#### AIM:
Transcribe the full listing below exactly.

[Stored records]
— Begin —
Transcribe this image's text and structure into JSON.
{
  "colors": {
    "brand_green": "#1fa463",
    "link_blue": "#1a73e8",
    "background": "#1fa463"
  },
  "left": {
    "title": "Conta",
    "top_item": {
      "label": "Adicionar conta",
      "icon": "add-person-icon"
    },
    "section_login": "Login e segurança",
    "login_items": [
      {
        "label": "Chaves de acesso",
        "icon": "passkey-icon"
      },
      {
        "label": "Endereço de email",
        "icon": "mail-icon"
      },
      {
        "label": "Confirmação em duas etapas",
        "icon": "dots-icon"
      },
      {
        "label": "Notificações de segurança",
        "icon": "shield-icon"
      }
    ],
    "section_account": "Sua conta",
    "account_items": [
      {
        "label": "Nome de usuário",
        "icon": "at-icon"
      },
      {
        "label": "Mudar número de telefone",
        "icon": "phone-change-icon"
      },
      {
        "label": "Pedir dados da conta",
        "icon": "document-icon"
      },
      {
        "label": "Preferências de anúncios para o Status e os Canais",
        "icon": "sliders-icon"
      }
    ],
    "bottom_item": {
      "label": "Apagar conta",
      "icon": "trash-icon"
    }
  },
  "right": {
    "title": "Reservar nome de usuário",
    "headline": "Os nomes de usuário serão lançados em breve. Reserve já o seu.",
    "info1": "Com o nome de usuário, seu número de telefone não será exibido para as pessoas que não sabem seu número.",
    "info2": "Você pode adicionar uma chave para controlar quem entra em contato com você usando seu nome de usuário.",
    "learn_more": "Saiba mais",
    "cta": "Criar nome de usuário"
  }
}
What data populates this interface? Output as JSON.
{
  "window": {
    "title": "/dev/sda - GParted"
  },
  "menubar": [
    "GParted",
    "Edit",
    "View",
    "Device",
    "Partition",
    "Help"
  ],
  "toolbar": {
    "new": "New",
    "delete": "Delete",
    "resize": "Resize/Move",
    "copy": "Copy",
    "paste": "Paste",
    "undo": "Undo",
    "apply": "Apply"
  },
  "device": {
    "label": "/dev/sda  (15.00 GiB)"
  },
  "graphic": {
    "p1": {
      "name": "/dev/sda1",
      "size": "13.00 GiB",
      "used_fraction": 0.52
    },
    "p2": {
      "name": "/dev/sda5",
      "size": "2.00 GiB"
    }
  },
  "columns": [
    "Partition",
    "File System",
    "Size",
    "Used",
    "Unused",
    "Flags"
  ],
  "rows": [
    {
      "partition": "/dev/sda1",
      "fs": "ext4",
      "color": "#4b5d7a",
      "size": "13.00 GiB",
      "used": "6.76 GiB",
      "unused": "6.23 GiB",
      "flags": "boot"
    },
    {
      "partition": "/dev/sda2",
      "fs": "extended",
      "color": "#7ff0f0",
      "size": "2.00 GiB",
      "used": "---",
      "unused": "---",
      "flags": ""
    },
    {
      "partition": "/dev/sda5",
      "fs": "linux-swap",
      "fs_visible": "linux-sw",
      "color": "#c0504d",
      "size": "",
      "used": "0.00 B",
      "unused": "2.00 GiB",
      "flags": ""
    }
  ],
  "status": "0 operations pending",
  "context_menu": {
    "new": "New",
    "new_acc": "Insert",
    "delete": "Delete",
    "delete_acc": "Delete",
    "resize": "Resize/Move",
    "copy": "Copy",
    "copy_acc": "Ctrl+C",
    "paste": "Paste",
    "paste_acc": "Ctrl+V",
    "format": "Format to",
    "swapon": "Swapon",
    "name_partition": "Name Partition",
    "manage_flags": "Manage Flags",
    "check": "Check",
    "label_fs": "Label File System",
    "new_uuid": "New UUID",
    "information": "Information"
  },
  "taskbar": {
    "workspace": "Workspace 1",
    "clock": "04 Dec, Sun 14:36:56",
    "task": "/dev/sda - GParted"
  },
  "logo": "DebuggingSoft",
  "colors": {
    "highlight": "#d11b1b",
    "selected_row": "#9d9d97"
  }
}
— End —
#### WRITTEN ANSWER:
Transcribe this image's text and structure into JSON.
{
  "colors": {
    "brand_green": "#1fa463",
    "link_blue": "#1a73e8",
    "background": "#1fa463"
  },
  "left": {
    "title": "Conta",
    "top_item": {
      "label": "Adicionar conta",
      "icon": "add-person-icon"
    },
    "section_login": "Login e segurança",
    "login_items": [
      {
        "label": "Chaves de acesso",
        "icon": "passkey-icon"
      },
      {
        "label": "Endereço de email",
        "icon": "mail-icon"
      },
      {
        "label": "Confirmação em duas etapas",
        "icon": "dots-icon"
      },
      {
        "label": "Notificações de segurança",
        "icon": "shield-icon"
      }
    ],
    "section_account": "Sua conta",
    "account_items": [
      {
        "label": "Nome de usuário",
        "icon": "at-icon"
      },
      {
        "label": "Mudar número de telefone",
        "icon": "phone-change-icon"
      },
      {
        "label": "Pedir dados da conta",
        "icon": "document-icon"
      },
      {
        "label": "Preferências de anúncios para o Status e os Canais",
        "icon": "sliders-icon"
      }
    ],
    "bottom_item": {
      "label": "Apagar conta",
      "icon": "trash-icon"
    }
  },
  "right": {
    "title": "Reservar nome de usuário",
    "headline": "Os nomes de usuário serão lançados em breve. Reserve já o seu.",
    "info1": "Com o nome de usuário, seu número de telefone não será exibido para as pessoas que não sabem seu número.",
    "info2": "Você pode adicionar uma chave para controlar quem entra em contato com você usando seu nome de usuário.",
    "learn_more": "Saiba mais",
    "cta": "Criar nome de usuário"
  }
}
What data populates this interface? Output as JSON.
{
  "window": {
    "title": "/dev/sda - GParted"
  },
  "menubar": [
    "GParted",
    "Edit",
    "View",
    "Device",
    "Partition",
    "Help"
  ],
  "toolbar": {
    "new": "New",
    "delete": "Delete",
    "resize": "Resize/Move",
    "copy": "Copy",
    "paste": "Paste",
    "undo": "Undo",
    "apply": "Apply"
  },
  "device": {
    "label": "/dev/sda  (15.00 GiB)"
  },
  "graphic": {
    "p1": {
      "name": "/dev/sda1",
      "size": "13.00 GiB",
      "used_fraction": 0.52
    },
    "p2": {
      "name": "/dev/sda5",
      "size": "2.00 GiB"
    }
  },
  "columns": [
    "Partition",
    "File System",
    "Size",
    "Used",
    "Unused",
    "Flags"
  ],
  "rows": [
    {
      "partition": "/dev/sda1",
      "fs": "ext4",
      "color": "#4b5d7a",
      "size": "13.00 GiB",
      "used": "6.76 GiB",
      "unused": "6.23 GiB",
      "flags": "boot"
    },
    {
      "partition": "/dev/sda2",
      "fs": "extended",
      "color": "#7ff0f0",
      "size": "2.00 GiB",
      "used": "---",
      "unused": "---",
      "flags": ""
    },
    {
      "partition": "/dev/sda5",
      "fs": "linux-swap",
      "fs_visible": "linux-sw",
      "color": "#c0504d",
      "size": "",
      "used": "0.00 B",
      "unused": "2.00 GiB",
      "flags": ""
    }
  ],
  "status": "0 operations pending",
  "context_menu": {
    "new": "New",
    "new_acc": "Insert",
    "delete": "Delete",
    "delete_acc": "Delete",
    "resize": "Resize/Move",
    "copy": "Copy",
    "copy_acc": "Ctrl+C",
    "paste": "Paste",
    "paste_acc": "Ctrl+V",
    "format": "Format to",
    "swapon": "Swapon",
    "name_partition": "Name Partition",
    "manage_flags": "Manage Flags",
    "check": "Check",
    "label_fs": "Label File System",
    "new_uuid": "New UUID",
    "information": "Information"
  },
  "taskbar": {
    "workspace": "Workspace 1",
    "clock": "04 Dec, Sun 14:36:56",
    "task": "/dev/sda - GParted"
  },
  "logo": "DebuggingSoft",
  "colors": {
    "highlight": "#d11b1b",
    "selected_row": "#9d9d97"
  }
}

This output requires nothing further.